- DIRECTIVE
Copy out the lines that include the word "frames".

==============================

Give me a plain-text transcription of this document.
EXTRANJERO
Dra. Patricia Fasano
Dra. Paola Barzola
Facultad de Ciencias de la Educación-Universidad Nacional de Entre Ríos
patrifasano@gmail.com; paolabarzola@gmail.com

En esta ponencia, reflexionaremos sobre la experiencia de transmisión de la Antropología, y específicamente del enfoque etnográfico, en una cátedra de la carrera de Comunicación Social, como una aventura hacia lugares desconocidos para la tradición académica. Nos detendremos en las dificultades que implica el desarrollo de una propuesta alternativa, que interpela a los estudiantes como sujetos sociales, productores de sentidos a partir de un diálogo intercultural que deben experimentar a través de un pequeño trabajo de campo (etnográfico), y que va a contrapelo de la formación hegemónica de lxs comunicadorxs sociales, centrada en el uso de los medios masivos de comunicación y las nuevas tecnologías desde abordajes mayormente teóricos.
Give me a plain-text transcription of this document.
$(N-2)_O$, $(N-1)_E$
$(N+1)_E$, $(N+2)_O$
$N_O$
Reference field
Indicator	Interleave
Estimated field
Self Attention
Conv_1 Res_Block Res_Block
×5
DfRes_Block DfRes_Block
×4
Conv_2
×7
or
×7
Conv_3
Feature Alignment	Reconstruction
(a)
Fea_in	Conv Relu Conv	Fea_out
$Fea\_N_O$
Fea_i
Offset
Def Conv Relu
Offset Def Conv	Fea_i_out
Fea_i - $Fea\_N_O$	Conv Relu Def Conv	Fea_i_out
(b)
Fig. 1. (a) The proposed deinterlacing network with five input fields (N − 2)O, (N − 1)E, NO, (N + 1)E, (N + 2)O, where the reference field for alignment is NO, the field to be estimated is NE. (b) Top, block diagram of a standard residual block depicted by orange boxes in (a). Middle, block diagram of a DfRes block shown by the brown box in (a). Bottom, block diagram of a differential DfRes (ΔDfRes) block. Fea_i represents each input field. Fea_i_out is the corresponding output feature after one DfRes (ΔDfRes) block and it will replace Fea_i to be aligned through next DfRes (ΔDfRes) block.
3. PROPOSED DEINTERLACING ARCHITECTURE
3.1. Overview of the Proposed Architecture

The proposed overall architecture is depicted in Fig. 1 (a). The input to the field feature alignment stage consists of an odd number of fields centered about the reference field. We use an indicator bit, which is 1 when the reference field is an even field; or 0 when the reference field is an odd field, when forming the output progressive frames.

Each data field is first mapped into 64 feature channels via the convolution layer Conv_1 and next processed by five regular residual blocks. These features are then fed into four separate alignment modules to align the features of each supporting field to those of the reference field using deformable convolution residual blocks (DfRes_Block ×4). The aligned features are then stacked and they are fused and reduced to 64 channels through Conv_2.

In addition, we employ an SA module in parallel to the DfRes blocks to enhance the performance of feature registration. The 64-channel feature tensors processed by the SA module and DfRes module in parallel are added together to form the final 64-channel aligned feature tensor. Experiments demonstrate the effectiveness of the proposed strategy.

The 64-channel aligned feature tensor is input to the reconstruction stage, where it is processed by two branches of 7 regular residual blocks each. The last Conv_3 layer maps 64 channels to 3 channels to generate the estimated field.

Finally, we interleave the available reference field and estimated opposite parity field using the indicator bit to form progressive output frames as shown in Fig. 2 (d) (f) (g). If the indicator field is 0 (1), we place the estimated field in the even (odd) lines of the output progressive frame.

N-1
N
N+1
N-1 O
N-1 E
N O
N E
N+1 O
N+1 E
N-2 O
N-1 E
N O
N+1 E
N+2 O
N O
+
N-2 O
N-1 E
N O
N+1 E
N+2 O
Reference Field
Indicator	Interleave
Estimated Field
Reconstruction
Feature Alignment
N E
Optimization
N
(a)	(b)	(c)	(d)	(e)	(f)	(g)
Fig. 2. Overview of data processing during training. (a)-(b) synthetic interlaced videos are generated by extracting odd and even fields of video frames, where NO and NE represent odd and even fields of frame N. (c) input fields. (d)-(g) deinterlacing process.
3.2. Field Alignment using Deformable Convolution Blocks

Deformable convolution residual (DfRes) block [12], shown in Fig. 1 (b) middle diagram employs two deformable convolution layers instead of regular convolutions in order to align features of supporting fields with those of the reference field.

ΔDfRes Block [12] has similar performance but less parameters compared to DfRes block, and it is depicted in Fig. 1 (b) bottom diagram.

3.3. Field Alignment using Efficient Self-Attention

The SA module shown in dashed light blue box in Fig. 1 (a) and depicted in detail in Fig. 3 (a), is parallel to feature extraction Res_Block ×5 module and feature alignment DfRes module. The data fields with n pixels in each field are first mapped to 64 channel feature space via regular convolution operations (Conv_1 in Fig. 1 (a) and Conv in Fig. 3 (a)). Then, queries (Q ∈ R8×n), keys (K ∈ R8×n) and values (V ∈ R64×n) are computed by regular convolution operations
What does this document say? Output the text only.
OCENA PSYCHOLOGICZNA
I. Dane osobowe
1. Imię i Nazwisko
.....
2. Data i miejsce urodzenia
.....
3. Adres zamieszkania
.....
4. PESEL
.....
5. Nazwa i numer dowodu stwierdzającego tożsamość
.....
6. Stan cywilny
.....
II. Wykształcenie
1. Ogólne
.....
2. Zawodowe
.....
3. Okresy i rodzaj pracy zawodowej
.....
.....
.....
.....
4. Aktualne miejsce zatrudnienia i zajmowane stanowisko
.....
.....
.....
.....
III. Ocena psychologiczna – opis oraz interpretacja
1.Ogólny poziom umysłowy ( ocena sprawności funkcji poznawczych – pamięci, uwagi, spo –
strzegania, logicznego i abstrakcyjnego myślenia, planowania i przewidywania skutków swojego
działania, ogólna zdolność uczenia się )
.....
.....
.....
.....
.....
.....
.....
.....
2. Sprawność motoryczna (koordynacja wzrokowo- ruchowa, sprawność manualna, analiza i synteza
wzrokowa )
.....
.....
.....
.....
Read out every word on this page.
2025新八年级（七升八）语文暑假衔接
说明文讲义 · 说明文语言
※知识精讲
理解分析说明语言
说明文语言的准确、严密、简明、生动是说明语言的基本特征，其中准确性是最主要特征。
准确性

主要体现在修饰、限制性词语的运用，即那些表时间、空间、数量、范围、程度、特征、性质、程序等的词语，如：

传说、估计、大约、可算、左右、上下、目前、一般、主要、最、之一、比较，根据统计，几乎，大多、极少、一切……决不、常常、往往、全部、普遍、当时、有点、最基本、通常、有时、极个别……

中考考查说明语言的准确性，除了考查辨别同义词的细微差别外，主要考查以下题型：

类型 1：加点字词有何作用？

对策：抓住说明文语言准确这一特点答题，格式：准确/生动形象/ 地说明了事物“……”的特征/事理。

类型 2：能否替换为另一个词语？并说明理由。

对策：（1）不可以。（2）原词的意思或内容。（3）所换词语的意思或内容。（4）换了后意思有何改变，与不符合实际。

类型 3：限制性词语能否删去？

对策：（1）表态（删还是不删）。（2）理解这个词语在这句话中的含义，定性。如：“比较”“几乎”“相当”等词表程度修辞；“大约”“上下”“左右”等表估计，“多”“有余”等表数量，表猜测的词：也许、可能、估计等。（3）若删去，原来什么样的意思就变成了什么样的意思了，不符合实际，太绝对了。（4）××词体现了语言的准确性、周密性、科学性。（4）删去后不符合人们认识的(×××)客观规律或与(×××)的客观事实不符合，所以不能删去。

==============================

- REPLY
The proposed overall architecture is depicted in Fig. 1 (a). The input to the field feature alignment stage consists of an odd number of fields centered about the reference field. We use an indicator bit, which is 1 when the reference field is an even field; or 0 when the reference field is an odd field, when forming the output progressive frames.
Finally, we interleave the available reference field and estimated opposite parity field using the indicator bit to form progressive output frames as shown in Fig. 2 (d) (f) (g). If the indicator field is 0 (1), we place the estimated field in the even (odd) lines of the output progressive frame.
Fig. 2. Overview of data processing during training. (a)-(b) synthetic interlaced videos are generated by extracting odd and even fields of video frames, where NO and NE represent odd and even fields of frame N. (c) input fields. (d)-(g) deinterlacing process.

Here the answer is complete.